Requirements = List every line of the items below that contains the string "friction", matching case exactly.

Extracted data entries:
— begin —

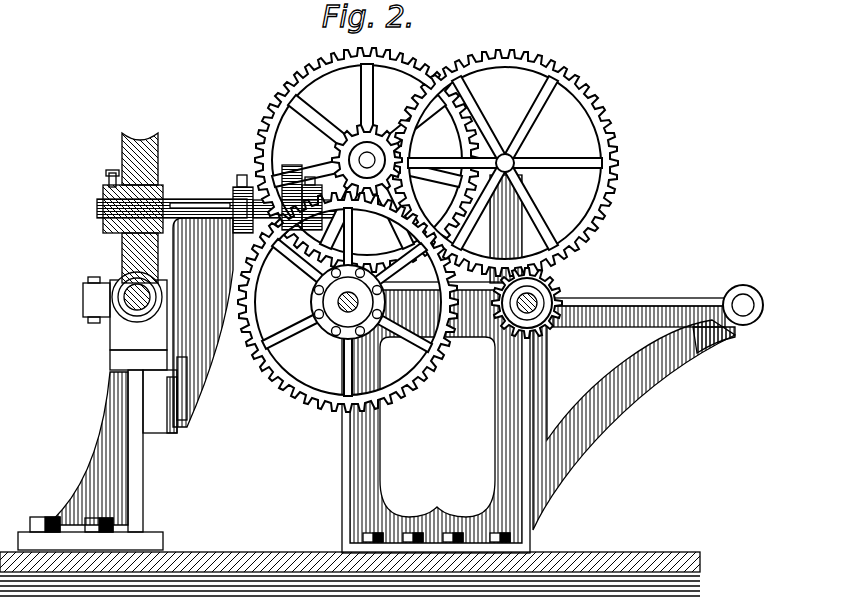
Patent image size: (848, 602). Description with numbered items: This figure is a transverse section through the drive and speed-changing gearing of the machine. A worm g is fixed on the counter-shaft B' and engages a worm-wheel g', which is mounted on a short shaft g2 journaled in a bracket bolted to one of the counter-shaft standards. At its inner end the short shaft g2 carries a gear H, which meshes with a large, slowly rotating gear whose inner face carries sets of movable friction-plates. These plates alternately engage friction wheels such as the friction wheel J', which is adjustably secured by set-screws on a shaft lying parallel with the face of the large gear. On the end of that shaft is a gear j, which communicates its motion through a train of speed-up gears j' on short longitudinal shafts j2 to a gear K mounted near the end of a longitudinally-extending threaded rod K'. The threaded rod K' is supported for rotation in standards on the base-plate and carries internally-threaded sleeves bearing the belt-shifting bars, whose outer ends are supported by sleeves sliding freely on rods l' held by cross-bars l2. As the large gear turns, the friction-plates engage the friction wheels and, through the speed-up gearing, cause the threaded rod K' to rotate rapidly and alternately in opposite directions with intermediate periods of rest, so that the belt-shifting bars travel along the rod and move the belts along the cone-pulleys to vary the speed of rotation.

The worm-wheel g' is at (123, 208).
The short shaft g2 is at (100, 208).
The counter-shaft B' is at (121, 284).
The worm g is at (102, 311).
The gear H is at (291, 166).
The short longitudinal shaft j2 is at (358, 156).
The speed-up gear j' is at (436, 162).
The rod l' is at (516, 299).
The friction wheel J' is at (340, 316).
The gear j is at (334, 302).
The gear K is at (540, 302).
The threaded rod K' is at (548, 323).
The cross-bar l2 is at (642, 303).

— end —

Answer to this problem =
Patent image size: (848, 602). Description with numbered items: This figure is a transverse section through the drive and speed-changing gearing of the machine. A worm g is fixed on the counter-shaft B' and engages a worm-wheel g', which is mounted on a short shaft g2 journaled in a bracket bolted to one of the counter-shaft standards. At its inner end the short shaft g2 carries a gear H, which meshes with a large, slowly rotating gear whose inner face carries sets of movable friction-plates. These plates alternately engage friction wheels such as the friction wheel J', which is adjustably secured by set-screws on a shaft lying parallel with the face of the large gear. On the end of that shaft is a gear j, which communicates its motion through a train of speed-up gears j' on short longitudinal shafts j2 to a gear K mounted near the end of a longitudinally-extending threaded rod K'. The threaded rod K' is supported for rotation in standards on the base-plate and carries internally-threaded sleeves bearing the belt-shifting bars, whose outer ends are supported by sleeves sliding freely on rods l' held by cross-bars l2. As the large gear turns, the friction-plates engage the friction wheels and, through the speed-up gearing, cause the threaded rod K' to rotate rapidly and alternately in opposite directions with intermediate periods of rest, so that the belt-shifting bars travel along the rod and move the belts along the cone-pulleys to vary the speed of rotation.
The friction wheel J' is at (340, 316).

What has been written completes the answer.